(Raw records)
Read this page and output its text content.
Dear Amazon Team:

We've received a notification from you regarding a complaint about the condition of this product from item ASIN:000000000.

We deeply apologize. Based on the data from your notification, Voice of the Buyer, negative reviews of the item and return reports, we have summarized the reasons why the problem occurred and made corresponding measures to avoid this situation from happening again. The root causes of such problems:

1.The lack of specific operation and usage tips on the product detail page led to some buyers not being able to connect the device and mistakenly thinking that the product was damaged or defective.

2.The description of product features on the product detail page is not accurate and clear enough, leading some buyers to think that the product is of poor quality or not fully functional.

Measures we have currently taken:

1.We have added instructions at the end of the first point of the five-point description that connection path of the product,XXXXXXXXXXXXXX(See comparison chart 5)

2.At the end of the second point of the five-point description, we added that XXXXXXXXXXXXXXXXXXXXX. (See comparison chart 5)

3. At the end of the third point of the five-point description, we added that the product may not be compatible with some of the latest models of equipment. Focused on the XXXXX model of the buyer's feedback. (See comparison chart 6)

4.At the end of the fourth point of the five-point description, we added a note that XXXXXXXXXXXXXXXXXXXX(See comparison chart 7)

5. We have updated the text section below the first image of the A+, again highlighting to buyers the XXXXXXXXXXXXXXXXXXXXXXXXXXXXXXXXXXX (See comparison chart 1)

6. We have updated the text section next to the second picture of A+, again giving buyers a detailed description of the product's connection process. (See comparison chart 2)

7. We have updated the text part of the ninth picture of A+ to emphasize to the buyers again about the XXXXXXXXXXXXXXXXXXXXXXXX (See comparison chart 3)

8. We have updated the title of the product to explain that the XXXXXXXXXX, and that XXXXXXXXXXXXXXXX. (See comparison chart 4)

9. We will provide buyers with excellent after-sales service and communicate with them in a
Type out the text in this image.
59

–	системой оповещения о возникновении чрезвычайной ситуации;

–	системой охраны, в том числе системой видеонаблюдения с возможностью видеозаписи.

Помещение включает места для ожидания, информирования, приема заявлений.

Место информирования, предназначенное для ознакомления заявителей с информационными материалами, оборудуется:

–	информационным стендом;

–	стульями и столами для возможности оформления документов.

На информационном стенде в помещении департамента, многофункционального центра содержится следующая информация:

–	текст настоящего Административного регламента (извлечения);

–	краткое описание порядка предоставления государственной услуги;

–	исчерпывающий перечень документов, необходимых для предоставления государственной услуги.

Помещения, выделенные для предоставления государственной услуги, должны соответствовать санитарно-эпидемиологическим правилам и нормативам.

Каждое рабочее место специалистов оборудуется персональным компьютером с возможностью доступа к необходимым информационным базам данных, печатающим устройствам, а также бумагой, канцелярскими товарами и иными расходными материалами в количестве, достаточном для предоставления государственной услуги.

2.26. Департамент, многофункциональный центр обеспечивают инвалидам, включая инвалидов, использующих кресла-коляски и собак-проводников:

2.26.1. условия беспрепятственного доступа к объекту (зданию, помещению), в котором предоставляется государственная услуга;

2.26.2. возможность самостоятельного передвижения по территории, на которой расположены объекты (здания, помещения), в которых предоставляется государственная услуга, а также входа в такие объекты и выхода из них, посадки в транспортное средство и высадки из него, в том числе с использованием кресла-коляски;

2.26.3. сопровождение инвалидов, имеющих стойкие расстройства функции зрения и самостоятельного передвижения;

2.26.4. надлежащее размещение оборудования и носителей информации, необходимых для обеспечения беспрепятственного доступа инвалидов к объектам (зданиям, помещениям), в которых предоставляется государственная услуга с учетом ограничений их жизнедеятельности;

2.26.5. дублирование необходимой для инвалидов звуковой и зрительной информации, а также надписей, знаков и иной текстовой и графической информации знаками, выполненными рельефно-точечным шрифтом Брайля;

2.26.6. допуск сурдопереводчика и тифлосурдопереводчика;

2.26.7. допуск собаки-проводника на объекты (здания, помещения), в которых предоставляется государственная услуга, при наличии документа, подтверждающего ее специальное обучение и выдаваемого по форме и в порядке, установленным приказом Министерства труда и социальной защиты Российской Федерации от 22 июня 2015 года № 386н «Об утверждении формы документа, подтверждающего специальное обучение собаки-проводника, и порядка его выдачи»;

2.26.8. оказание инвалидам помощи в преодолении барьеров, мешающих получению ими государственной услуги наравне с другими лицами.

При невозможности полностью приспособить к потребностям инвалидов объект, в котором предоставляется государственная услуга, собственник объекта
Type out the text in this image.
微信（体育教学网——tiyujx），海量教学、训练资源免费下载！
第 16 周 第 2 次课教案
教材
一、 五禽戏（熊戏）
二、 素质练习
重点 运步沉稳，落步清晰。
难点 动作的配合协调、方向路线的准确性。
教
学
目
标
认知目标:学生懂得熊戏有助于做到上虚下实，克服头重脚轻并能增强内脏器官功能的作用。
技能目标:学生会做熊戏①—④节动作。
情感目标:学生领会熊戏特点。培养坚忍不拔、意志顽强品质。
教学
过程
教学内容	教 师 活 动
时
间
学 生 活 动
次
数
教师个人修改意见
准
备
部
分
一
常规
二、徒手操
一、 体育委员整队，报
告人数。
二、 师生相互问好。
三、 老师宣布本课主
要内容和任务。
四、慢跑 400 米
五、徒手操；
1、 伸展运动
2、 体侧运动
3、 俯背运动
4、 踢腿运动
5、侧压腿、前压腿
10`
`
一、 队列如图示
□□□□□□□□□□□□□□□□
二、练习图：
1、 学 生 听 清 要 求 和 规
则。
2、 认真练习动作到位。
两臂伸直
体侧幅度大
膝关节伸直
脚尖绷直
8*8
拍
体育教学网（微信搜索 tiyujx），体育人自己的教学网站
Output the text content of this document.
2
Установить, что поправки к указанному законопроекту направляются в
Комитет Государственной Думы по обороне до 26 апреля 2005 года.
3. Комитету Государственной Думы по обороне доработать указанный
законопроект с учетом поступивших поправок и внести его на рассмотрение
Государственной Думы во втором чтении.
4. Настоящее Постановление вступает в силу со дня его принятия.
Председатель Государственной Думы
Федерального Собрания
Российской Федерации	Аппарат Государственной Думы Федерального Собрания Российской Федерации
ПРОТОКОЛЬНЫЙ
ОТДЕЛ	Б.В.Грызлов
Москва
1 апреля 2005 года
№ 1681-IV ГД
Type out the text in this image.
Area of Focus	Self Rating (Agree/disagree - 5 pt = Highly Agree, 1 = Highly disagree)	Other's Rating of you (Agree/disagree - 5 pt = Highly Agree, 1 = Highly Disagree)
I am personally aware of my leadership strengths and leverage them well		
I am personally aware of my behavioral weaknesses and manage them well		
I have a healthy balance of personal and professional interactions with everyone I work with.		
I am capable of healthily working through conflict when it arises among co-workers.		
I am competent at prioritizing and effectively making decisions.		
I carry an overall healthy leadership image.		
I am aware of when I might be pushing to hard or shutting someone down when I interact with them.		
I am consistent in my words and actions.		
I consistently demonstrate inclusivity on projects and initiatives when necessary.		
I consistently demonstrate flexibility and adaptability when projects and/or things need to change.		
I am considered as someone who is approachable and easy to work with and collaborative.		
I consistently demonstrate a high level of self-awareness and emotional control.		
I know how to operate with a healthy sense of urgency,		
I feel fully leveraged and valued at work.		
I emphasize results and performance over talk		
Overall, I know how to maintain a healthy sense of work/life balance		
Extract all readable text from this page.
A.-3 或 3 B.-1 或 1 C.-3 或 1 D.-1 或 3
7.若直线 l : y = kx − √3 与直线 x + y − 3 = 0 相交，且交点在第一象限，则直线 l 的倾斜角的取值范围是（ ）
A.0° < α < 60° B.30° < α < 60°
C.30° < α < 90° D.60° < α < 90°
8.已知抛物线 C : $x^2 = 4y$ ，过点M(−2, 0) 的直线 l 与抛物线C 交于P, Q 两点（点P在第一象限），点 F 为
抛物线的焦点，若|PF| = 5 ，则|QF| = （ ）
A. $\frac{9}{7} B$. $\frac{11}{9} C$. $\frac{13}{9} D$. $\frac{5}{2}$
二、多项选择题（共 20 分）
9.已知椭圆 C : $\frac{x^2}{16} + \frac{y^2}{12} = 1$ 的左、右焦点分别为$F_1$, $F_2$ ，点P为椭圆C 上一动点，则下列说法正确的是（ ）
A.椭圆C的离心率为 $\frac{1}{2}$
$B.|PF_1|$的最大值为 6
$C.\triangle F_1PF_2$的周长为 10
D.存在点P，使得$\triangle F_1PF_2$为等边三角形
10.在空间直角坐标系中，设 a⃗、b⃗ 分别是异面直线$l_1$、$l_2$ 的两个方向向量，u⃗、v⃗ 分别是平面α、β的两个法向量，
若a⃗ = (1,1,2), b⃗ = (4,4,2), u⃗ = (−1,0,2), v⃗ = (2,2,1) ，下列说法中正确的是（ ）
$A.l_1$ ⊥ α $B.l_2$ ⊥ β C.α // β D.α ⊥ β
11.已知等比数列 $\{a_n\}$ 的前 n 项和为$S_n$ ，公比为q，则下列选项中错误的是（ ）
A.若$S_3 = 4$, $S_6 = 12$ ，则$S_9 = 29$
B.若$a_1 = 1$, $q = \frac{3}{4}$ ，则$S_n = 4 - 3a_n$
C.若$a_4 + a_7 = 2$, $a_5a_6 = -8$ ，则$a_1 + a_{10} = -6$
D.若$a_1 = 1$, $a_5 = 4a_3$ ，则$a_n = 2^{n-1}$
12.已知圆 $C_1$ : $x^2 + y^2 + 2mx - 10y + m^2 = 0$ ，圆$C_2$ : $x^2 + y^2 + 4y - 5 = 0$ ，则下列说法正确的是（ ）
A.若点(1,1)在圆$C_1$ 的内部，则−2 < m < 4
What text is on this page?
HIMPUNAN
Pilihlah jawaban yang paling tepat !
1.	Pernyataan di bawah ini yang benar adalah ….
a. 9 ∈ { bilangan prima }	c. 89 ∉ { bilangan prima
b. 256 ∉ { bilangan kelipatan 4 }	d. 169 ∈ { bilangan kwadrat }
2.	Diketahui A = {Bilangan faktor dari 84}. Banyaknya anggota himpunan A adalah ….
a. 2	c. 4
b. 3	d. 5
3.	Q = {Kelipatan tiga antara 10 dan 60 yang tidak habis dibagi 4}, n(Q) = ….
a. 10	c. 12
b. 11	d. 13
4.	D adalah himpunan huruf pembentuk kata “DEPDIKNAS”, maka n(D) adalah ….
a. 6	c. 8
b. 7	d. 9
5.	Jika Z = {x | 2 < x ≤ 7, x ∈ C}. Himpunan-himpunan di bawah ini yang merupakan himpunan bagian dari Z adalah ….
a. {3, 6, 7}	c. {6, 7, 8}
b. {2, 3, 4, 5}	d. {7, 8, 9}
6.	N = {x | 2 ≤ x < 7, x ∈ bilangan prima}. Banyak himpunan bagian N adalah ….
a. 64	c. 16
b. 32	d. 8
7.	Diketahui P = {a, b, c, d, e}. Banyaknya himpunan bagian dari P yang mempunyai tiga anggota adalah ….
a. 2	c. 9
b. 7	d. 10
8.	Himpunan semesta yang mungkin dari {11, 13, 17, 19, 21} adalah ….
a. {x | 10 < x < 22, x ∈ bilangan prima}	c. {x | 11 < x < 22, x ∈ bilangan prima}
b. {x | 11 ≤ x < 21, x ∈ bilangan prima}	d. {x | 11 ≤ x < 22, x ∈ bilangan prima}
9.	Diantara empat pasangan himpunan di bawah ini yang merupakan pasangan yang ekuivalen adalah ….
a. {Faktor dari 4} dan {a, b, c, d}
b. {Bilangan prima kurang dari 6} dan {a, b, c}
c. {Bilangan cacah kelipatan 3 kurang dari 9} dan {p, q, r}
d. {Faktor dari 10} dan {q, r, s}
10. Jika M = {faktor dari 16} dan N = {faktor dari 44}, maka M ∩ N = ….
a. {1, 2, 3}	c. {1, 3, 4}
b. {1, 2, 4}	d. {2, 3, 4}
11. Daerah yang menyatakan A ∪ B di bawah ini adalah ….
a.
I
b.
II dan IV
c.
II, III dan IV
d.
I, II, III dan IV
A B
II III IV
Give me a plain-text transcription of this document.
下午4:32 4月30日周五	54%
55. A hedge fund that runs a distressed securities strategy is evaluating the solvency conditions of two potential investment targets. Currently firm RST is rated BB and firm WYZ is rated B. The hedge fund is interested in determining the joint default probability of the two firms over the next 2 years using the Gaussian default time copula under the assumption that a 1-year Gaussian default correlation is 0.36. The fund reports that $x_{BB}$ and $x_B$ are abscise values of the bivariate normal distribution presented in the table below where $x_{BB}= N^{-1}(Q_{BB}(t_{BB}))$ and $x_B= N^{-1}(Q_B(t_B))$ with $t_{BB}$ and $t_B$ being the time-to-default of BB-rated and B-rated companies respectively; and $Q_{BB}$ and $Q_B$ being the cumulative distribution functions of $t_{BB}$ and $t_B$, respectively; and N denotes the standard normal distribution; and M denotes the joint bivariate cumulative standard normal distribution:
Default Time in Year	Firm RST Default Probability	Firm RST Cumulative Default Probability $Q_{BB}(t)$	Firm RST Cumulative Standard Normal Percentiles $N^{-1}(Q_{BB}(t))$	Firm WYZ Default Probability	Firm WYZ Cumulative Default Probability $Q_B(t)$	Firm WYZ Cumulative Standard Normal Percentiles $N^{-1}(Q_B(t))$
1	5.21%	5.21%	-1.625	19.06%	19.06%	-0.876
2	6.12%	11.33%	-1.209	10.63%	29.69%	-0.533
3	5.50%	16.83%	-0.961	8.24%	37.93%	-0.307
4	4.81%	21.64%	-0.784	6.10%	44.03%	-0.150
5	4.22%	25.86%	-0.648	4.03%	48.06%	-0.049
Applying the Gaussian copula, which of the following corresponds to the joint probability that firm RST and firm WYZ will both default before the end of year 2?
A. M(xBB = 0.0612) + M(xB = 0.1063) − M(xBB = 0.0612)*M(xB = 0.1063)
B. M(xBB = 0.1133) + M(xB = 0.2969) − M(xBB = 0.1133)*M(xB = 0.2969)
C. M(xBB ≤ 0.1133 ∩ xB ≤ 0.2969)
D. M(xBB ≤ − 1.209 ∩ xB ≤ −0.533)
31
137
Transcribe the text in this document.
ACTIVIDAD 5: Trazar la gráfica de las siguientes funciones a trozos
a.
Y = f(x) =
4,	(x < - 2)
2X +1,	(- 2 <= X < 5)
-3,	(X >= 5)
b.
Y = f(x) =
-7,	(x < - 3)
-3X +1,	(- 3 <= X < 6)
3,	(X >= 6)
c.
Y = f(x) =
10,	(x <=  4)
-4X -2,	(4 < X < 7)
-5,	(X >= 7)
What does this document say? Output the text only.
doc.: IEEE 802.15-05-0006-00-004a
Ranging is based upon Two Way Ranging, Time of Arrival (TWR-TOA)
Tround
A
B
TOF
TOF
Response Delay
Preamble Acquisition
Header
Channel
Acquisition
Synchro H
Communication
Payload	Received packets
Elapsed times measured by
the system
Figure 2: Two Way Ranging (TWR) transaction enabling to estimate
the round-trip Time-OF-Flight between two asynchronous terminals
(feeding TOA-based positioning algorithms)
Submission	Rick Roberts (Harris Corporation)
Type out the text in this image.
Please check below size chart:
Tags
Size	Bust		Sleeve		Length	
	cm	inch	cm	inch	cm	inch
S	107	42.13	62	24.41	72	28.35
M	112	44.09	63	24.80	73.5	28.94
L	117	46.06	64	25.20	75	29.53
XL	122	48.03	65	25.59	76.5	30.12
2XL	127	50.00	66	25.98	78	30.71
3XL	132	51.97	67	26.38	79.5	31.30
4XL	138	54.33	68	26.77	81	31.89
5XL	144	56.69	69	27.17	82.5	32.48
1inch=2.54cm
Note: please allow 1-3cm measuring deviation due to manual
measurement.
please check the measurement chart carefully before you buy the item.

» PROBLEM STATEMENT
How many lines of the data hold the string "someone"? Reply with the number alone.

» OUTPUT BELOW
2